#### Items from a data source
════════════════
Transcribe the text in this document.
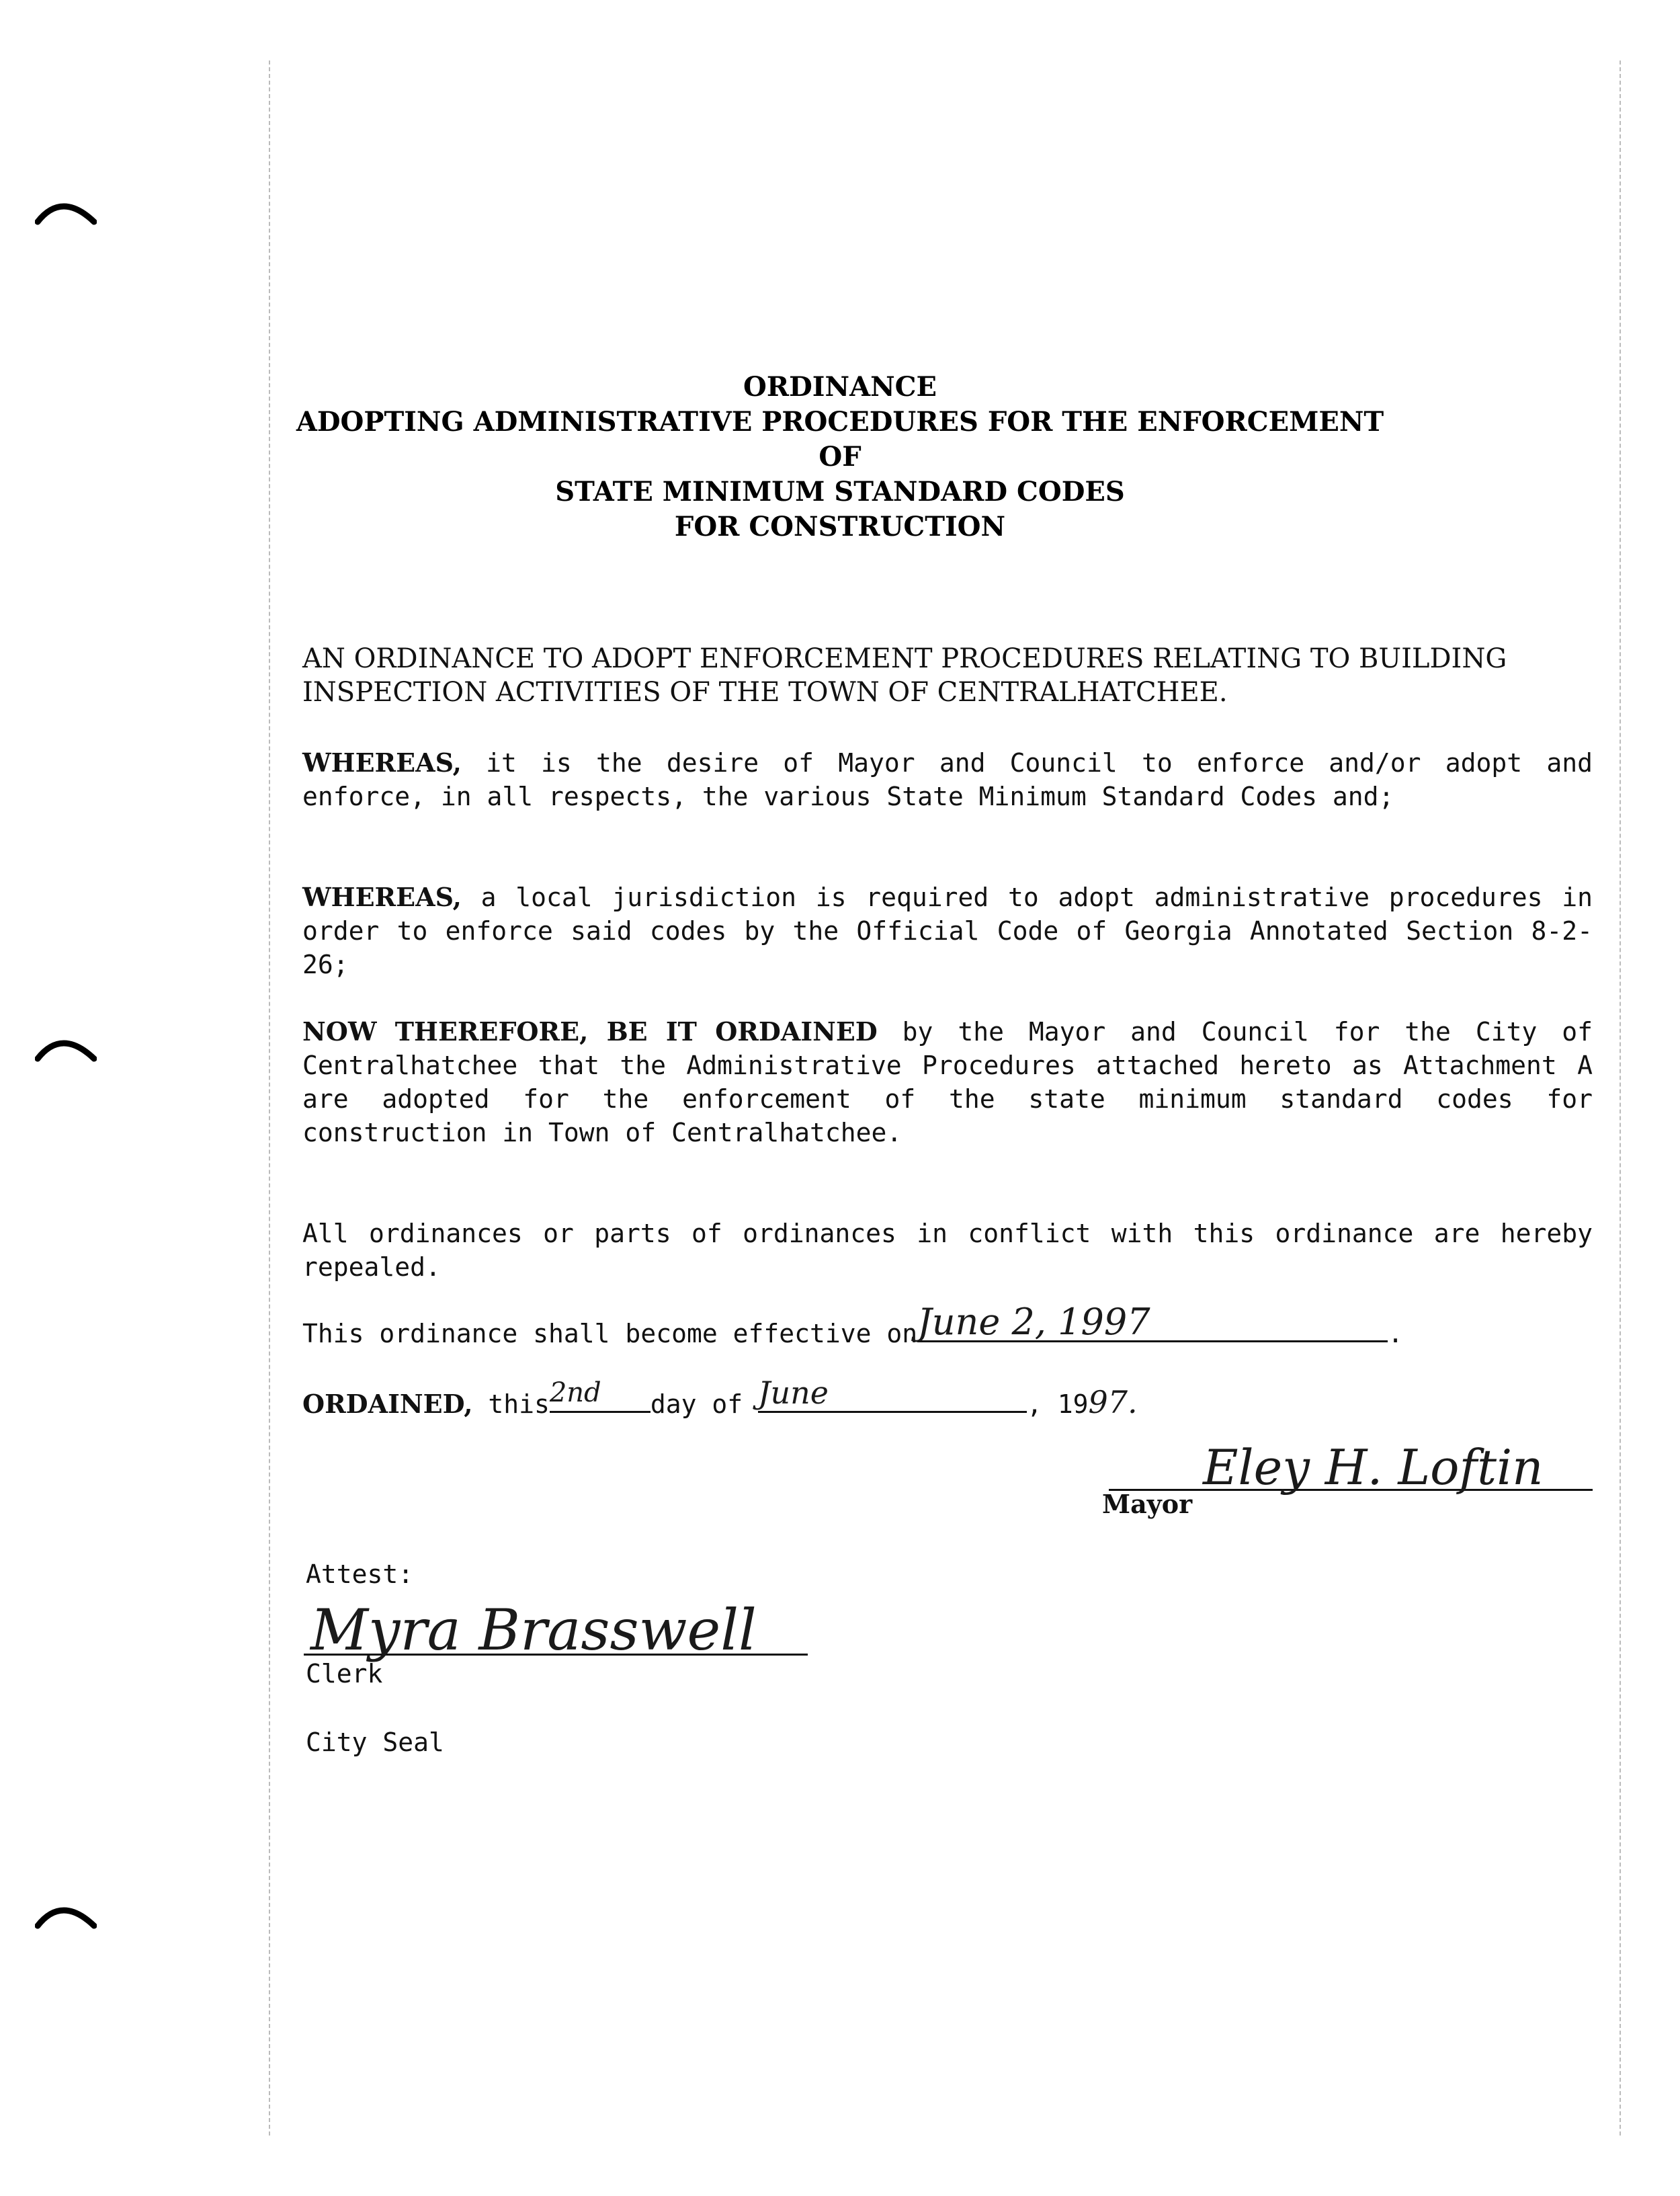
ORDINANCE
ADOPTING ADMINISTRATIVE PROCEDURES FOR THE ENFORCEMENT
OF
STATE MINIMUM STANDARD CODES
FOR CONSTRUCTION
AN ORDINANCE TO ADOPT ENFORCEMENT PROCEDURES RELATING TO BUILDING
INSPECTION ACTIVITIES OF THE TOWN OF CENTRALHATCHEE.
WHEREAS, it is the desire of Mayor and Council to enforce and/or adopt and enforce, in all respects, the various State Minimum Standard Codes and;
WHEREAS, a local jurisdiction is required to adopt administrative procedures in order to enforce said codes by the Official Code of Georgia Annotated Section 8-2-26;
NOW THEREFORE, BE IT ORDAINED by the Mayor and Council for the City of Centralhatchee that the Administrative Procedures attached hereto as Attachment A are adopted for the enforcement of the state minimum standard codes for construction in Town of Centralhatchee.
All ordinances or parts of ordinances in conflict with this ordinance are hereby repealed.
This ordinance shall become effective on June 2, 1997	.
ORDAINED, this 2nd	day of June	, 1997.
Eley H. Loftin
Mayor
Attest:
Myra Brasswell
Clerk
City Seal
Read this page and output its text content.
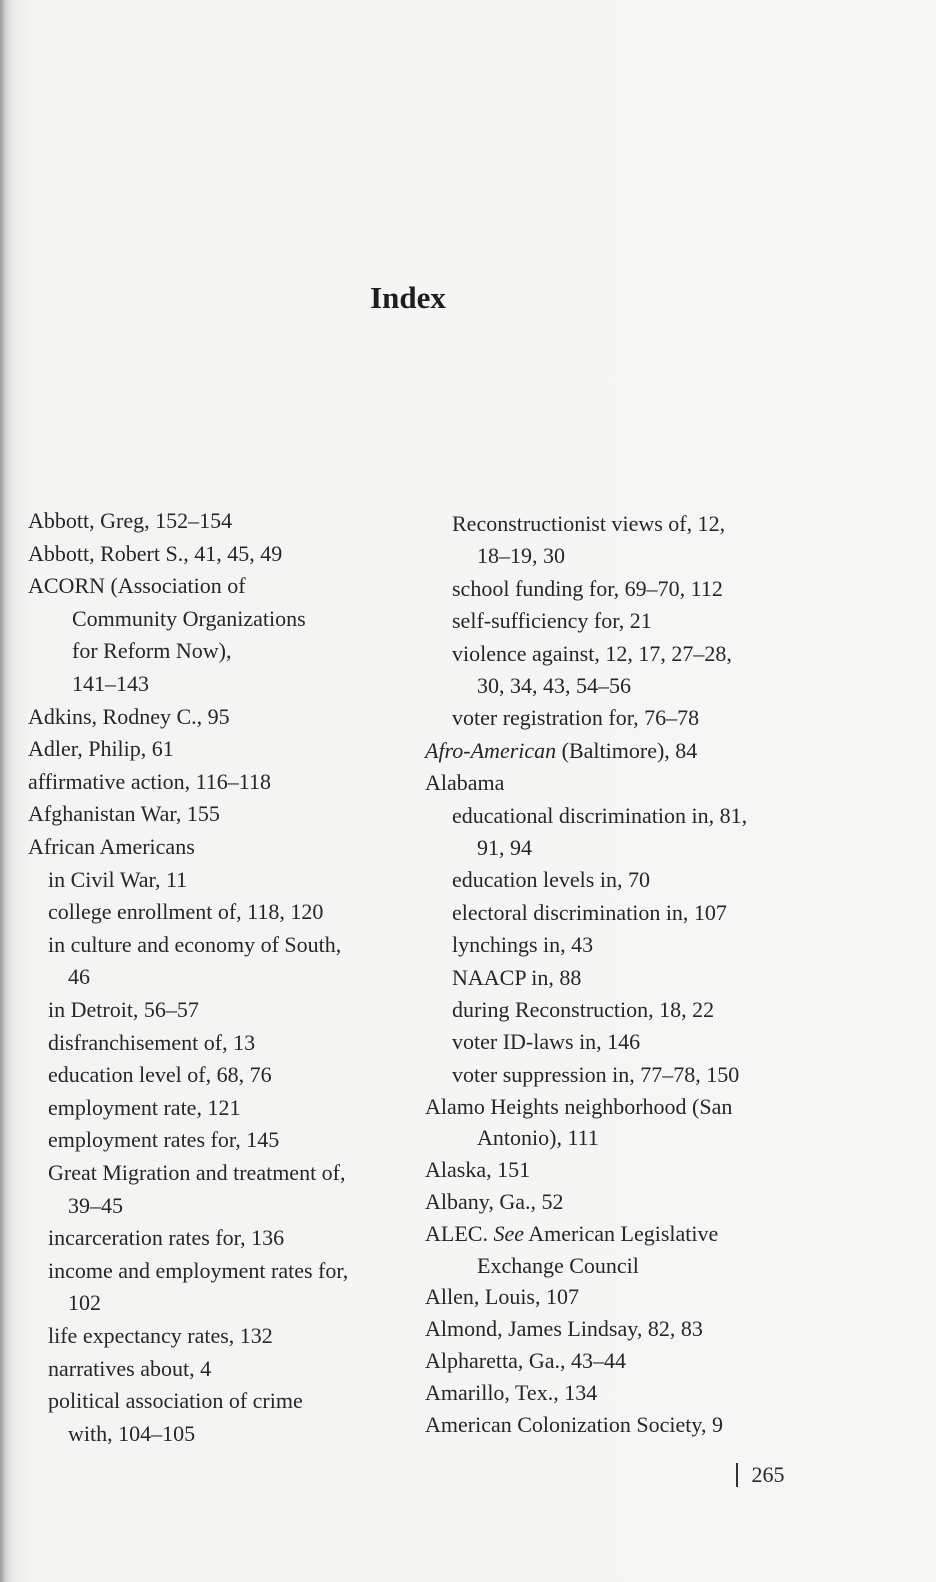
Index
Abbott, Greg, 152–154
Abbott, Robert S., 41, 45, 49
ACORN (Association of
Community Organizations
for Reform Now),
141–143
Adkins, Rodney C., 95
Adler, Philip, 61
affirmative action, 116–118
Afghanistan War, 155
African Americans
in Civil War, 11
college enrollment of, 118, 120
in culture and economy of South,
46
in Detroit, 56–57
disfranchisement of, 13
education level of, 68, 76
employment rate, 121
employment rates for, 145
Great Migration and treatment of,
39–45
incarceration rates for, 136
income and employment rates for,
102
life expectancy rates, 132
narratives about, 4
political association of crime
with, 104–105
Reconstructionist views of, 12,
18–19, 30
school funding for, 69–70, 112
self-sufficiency for, 21
violence against, 12, 17, 27–28,
30, 34, 43, 54–56
voter registration for, 76–78
Afro-American (Baltimore), 84
Alabama
educational discrimination in, 81,
91, 94
education levels in, 70
electoral discrimination in, 107
lynchings in, 43
NAACP in, 88
during Reconstruction, 18, 22
voter ID-laws in, 146
voter suppression in, 77–78, 150
Alamo Heights neighborhood (San
Antonio), 111
Alaska, 151
Albany, Ga., 52
ALEC. See American Legislative
Exchange Council
Allen, Louis, 107
Almond, James Lindsay, 82, 83
Alpharetta, Ga., 43–44
Amarillo, Tex., 134
American Colonization Society, 9
265
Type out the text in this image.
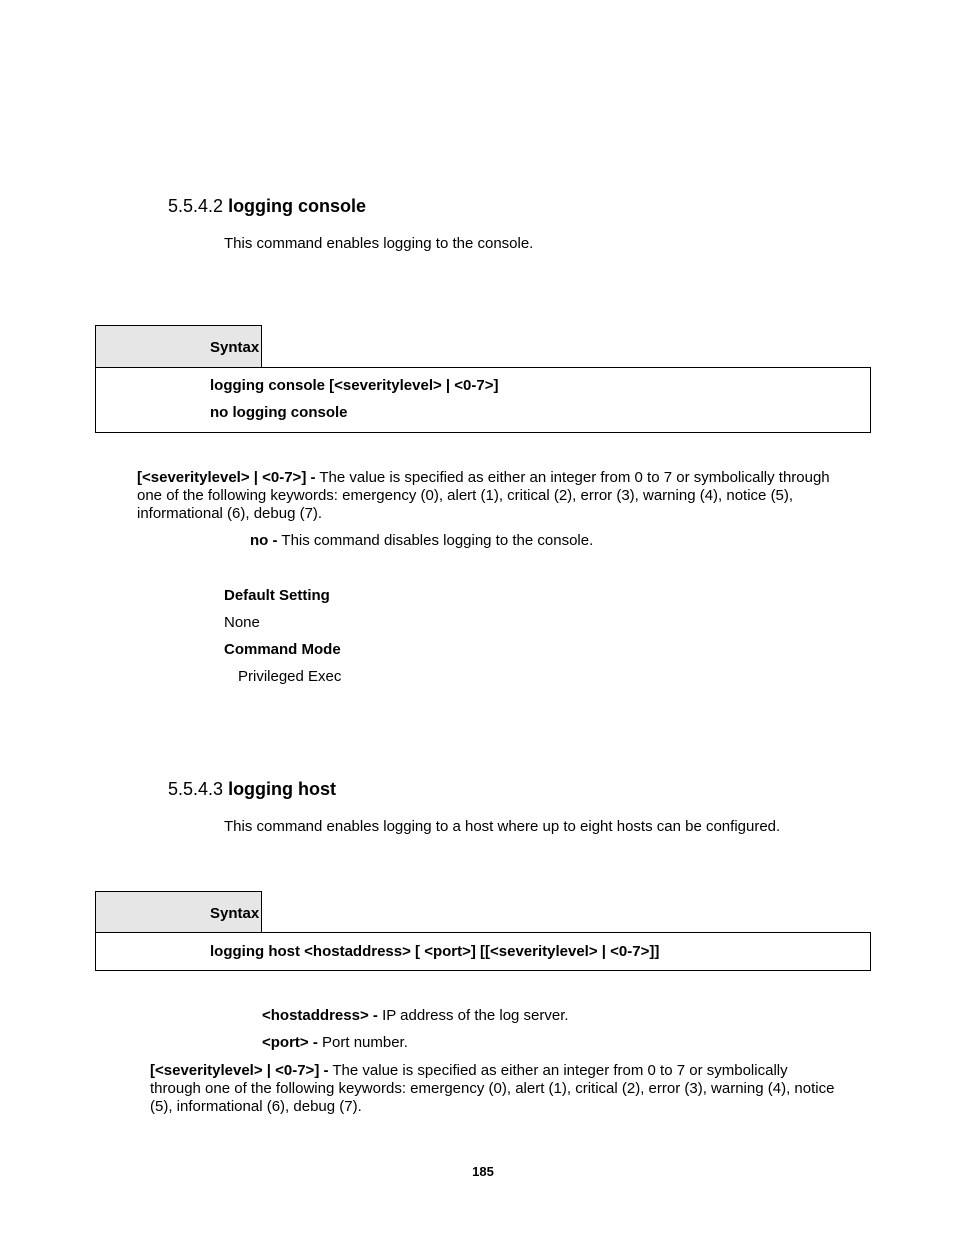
5.5.4.2 logging console
This command enables logging to the console.
Syntax
logging console [<severitylevel> | <0-7>]
no logging console
[<severitylevel> | <0-7>] - The value is specified as either an integer from 0 to 7 or symbolically through
one of the following keywords: emergency (0), alert (1), critical (2), error (3), warning (4), notice (5),
informational (6), debug (7).
no - This command disables logging to the console.
Default Setting
None
Command Mode
Privileged Exec
5.5.4.3 logging host
This command enables logging to a host where up to eight hosts can be configured.
Syntax
logging host <hostaddress> [ <port>] [[<severitylevel> | <0-7>]]
<hostaddress> - IP address of the log server.
<port> - Port number.
[<severitylevel> | <0-7>] - The value is specified as either an integer from 0 to 7 or symbolically
through one of the following keywords: emergency (0), alert (1), critical (2), error (3), warning (4), notice
(5), informational (6), debug (7).
185
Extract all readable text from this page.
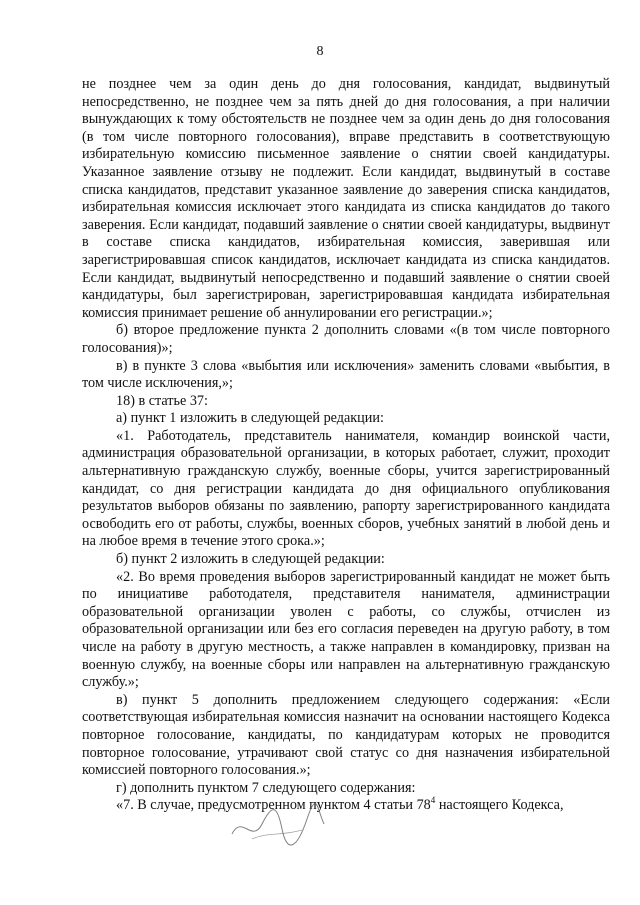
8

не позднее чем за один день до дня голосования, кандидат, выдвинутый непосредственно, не позднее чем за пять дней до дня голосования, а при наличии вынуждающих к тому обстоятельств не позднее чем за один день до дня голосования (в том числе повторного голосования), вправе представить в соответствующую избирательную комиссию письменное заявление о снятии своей кандидатуры. Указанное заявление отзыву не подлежит. Если кандидат, выдвинутый в составе списка кандидатов, представит указанное заявление до заверения списка кандидатов, избирательная комиссия исключает этого кандидата из списка кандидатов до такого заверения. Если кандидат, подавший заявление о снятии своей кандидатуры, выдвинут в составе списка кандидатов, избирательная комиссия, заверившая или зарегистрировавшая список кандидатов, исключает кандидата из списка кандидатов. Если кандидат, выдвинутый непосредственно и подавший заявление о снятии своей кандидатуры, был зарегистрирован, зарегистрировавшая кандидата избирательная комиссия принимает решение об аннулировании его регистрации.»;

б) второе предложение пункта 2 дополнить словами «(в том числе повторного голосования)»;

в) в пункте 3 слова «выбытия или исключения» заменить словами «выбытия, в том числе исключения,»;

18) в статье 37:

а) пункт 1 изложить в следующей редакции:

«1. Работодатель, представитель нанимателя, командир воинской части, администрация образовательной организации, в которых работает, служит, проходит альтернативную гражданскую службу, военные сборы, учится зарегистрированный кандидат, со дня регистрации кандидата до дня официального опубликования результатов выборов обязаны по заявлению, рапорту зарегистрированного кандидата освободить его от работы, службы, военных сборов, учебных занятий в любой день и на любое время в течение этого срока.»;

б) пункт 2 изложить в следующей редакции:

«2. Во время проведения выборов зарегистрированный кандидат не может быть по инициативе работодателя, представителя нанимателя, администрации образовательной организации уволен с работы, со службы, отчислен из образовательной организации или без его согласия переведен на другую работу, в том числе на работу в другую местность, а также направлен в командировку, призван на военную службу, на военные сборы или направлен на альтернативную гражданскую службу.»;

в) пункт 5 дополнить предложением следующего содержания: «Если соответствующая избирательная комиссия назначит на основании настоящего Кодекса повторное голосование, кандидаты, по кандидатурам которых не проводится повторное голосование, утрачивают свой статус со дня назначения избирательной комиссией повторного голосования.»;

г) дополнить пунктом 7 следующего содержания:

«7. В случае, предусмотренном пунктом 4 статьи $78^4$ настоящего Кодекса,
════════════════
#### Stated problem
Gather each line that holds "error".

#### Result for this exercise
one of the following keywords: emergency (0), alert (1), critical (2), error (3), warning (4), notice (5),
through one of the following keywords: emergency (0), alert (1), critical (2), error (3), warning (4), notice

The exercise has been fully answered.